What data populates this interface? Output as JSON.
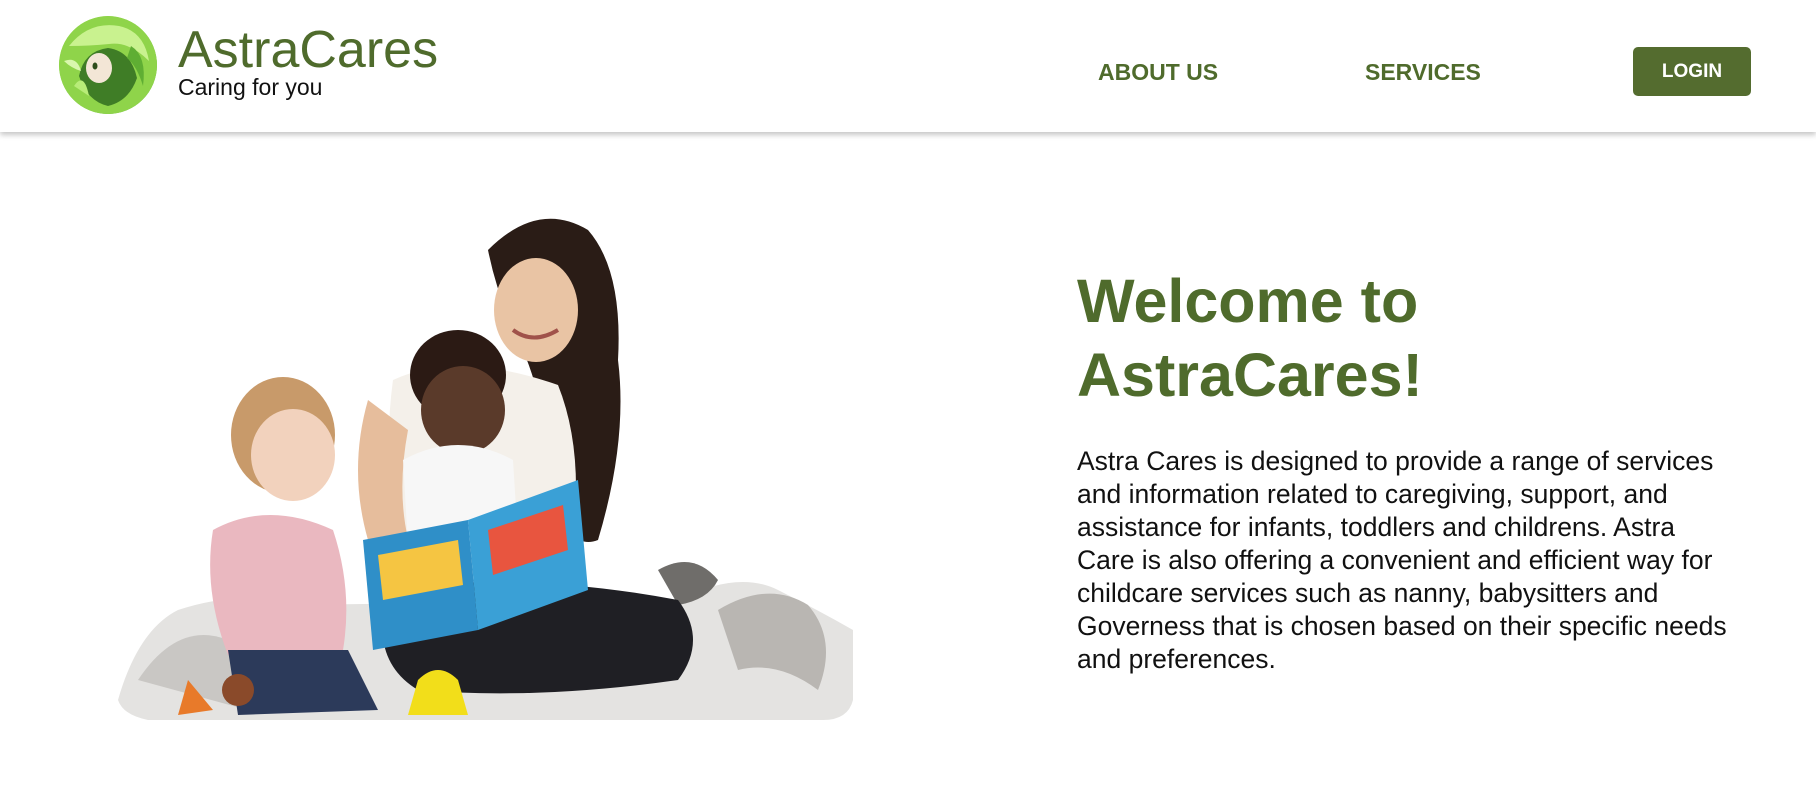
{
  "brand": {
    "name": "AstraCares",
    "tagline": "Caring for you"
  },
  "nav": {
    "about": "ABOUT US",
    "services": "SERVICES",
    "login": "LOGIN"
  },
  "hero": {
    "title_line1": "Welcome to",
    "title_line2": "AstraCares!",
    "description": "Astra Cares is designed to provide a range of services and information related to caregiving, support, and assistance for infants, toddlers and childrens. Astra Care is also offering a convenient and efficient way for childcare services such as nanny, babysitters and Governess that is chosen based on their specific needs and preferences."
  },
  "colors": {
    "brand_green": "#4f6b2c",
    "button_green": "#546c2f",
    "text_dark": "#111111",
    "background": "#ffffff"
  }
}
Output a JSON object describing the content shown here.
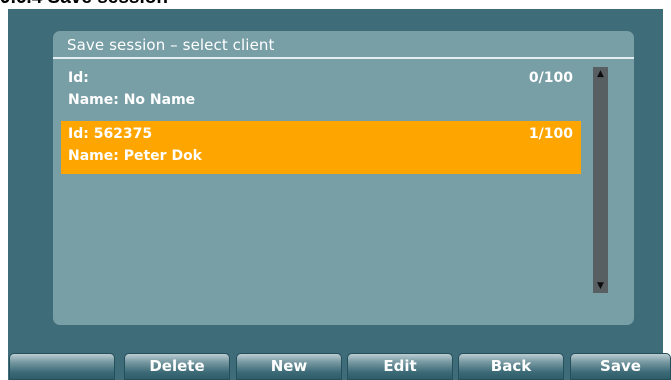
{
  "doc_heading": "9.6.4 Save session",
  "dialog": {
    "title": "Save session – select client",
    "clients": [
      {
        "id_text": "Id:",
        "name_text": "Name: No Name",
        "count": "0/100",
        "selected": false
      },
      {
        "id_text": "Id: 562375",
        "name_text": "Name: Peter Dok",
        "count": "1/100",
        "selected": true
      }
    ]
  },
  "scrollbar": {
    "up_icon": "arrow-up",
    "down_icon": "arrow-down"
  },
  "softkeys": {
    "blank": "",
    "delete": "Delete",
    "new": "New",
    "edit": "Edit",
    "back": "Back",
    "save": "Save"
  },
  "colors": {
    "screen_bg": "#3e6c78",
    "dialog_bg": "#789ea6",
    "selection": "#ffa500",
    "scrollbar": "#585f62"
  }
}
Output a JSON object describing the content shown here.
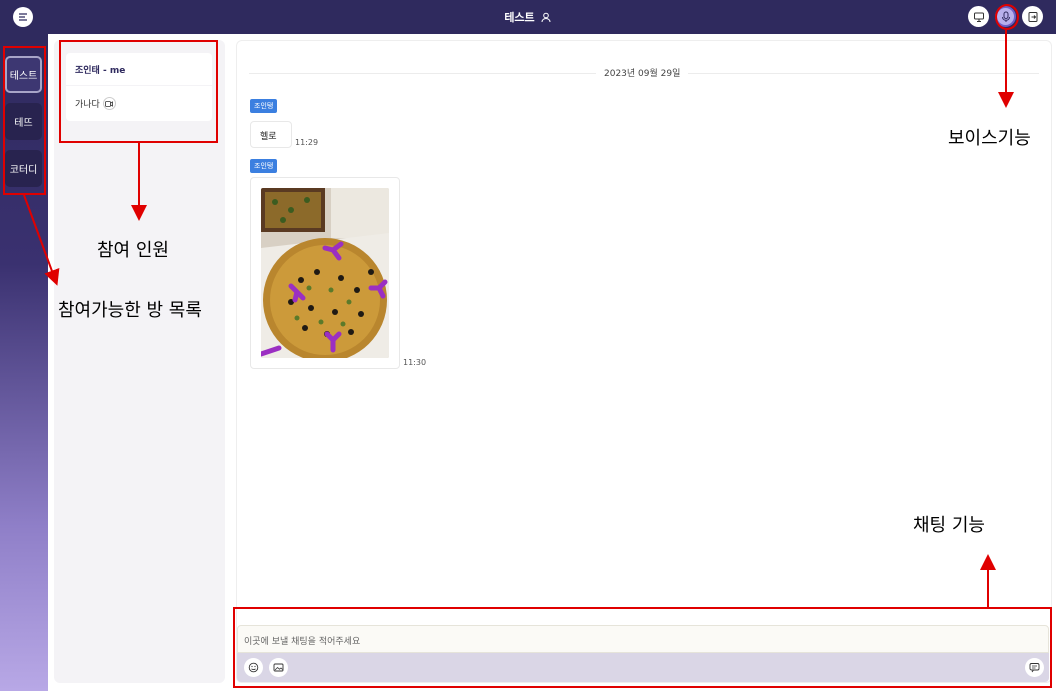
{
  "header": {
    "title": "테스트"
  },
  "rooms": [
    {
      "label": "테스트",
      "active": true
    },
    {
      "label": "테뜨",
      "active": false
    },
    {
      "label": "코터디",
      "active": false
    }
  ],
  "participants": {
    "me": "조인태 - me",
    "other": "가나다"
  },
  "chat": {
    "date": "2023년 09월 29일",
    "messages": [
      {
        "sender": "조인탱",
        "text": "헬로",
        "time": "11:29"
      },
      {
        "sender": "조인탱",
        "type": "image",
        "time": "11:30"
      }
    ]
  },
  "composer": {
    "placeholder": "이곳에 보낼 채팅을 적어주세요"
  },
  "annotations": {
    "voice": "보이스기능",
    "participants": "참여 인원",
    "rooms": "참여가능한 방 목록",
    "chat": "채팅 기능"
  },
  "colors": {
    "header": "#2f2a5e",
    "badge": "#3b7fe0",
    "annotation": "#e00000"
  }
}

_Stated exercise_
Images should not appear in the copy; retype the listing above exactly.

_Answer to this task_
What data populates this interface? Output as JSON.
{
  "brand": {
    "name": "AstraCares",
    "tagline": "Caring for you"
  },
  "nav": {
    "about": "ABOUT US",
    "services": "SERVICES",
    "login": "LOGIN"
  },
  "hero": {
    "title_line1": "Welcome to",
    "title_line2": "AstraCares!",
    "description": "Astra Cares is designed to provide a range of services and information related to caregiving, support, and assistance for infants, toddlers and childrens. Astra Care is also offering a convenient and efficient way for childcare services such as nanny, babysitters and Governess that is chosen based on their specific needs and preferences."
  },
  "colors": {
    "brand_green": "#4f6b2c",
    "button_green": "#546c2f",
    "text_dark": "#111111",
    "background": "#ffffff"
  }
}
Output a JSON object describing the content shown here.
{
  "doc_heading": "9.6.4 Save session",
  "dialog": {
    "title": "Save session – select client",
    "clients": [
      {
        "id_text": "Id:",
        "name_text": "Name: No Name",
        "count": "0/100",
        "selected": false
      },
      {
        "id_text": "Id: 562375",
        "name_text": "Name: Peter Dok",
        "count": "1/100",
        "selected": true
      }
    ]
  },
  "scrollbar": {
    "up_icon": "arrow-up",
    "down_icon": "arrow-down"
  },
  "softkeys": {
    "blank": "",
    "delete": "Delete",
    "new": "New",
    "edit": "Edit",
    "back": "Back",
    "save": "Save"
  },
  "colors": {
    "screen_bg": "#3e6c78",
    "dialog_bg": "#789ea6",
    "selection": "#ffa500",
    "scrollbar": "#585f62"
  }
}
Output a JSON object describing the content shown here.
{
  "header": {
    "title": "테스트"
  },
  "rooms": [
    {
      "label": "테스트",
      "active": true
    },
    {
      "label": "테뜨",
      "active": false
    },
    {
      "label": "코터디",
      "active": false
    }
  ],
  "participants": {
    "me": "조인태 - me",
    "other": "가나다"
  },
  "chat": {
    "date": "2023년 09월 29일",
    "messages": [
      {
        "sender": "조인탱",
        "text": "헬로",
        "time": "11:29"
      },
      {
        "sender": "조인탱",
        "type": "image",
        "time": "11:30"
      }
    ]
  },
  "composer": {
    "placeholder": "이곳에 보낼 채팅을 적어주세요"
  },
  "annotations": {
    "voice": "보이스기능",
    "participants": "참여 인원",
    "rooms": "참여가능한 방 목록",
    "chat": "채팅 기능"
  },
  "colors": {
    "header": "#2f2a5e",
    "badge": "#3b7fe0",
    "annotation": "#e00000"
  }
}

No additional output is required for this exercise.